WHAT YOU SHOULD DO -
Read the records below and copy each line that contains "heading".

[start]

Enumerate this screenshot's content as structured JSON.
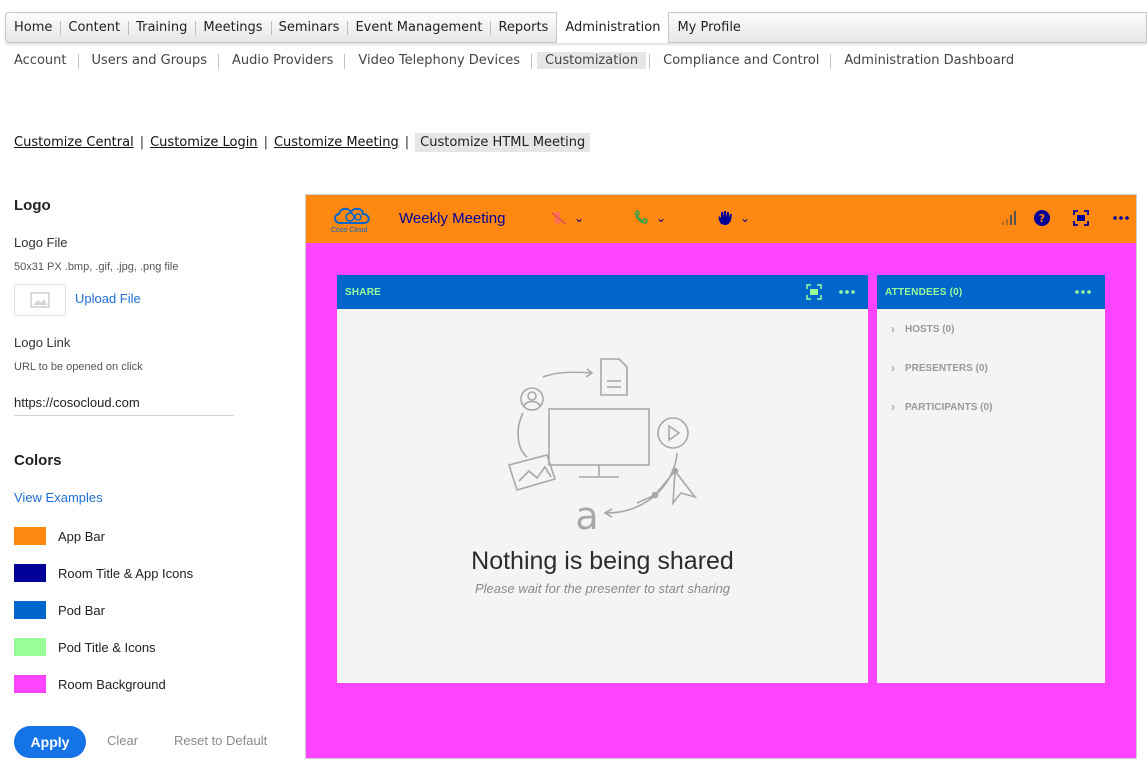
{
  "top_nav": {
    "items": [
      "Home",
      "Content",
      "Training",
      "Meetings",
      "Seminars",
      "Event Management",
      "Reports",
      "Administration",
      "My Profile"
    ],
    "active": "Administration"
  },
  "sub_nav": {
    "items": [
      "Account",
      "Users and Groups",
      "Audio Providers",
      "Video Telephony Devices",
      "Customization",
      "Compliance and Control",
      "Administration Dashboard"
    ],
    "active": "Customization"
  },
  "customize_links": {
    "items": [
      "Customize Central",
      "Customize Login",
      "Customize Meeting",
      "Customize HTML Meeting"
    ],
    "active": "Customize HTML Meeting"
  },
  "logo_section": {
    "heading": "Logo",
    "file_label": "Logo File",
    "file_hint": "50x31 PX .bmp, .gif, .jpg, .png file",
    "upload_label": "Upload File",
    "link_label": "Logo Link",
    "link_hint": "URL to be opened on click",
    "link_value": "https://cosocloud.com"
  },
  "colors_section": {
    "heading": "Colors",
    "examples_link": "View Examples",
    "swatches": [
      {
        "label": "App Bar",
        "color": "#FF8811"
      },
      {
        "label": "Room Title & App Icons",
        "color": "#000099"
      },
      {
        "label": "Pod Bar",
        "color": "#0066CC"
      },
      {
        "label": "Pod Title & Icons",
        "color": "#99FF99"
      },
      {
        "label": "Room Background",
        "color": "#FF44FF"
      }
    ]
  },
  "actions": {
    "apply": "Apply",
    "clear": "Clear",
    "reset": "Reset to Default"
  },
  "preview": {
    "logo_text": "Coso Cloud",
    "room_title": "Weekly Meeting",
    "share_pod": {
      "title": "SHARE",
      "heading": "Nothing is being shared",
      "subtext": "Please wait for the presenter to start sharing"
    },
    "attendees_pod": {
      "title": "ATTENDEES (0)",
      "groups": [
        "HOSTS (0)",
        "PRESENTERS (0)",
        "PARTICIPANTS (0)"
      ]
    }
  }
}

[end]

TASK RESULT -
    "heading": "Logo",
    "heading": "Colors",
      "heading": "Nothing is being shared",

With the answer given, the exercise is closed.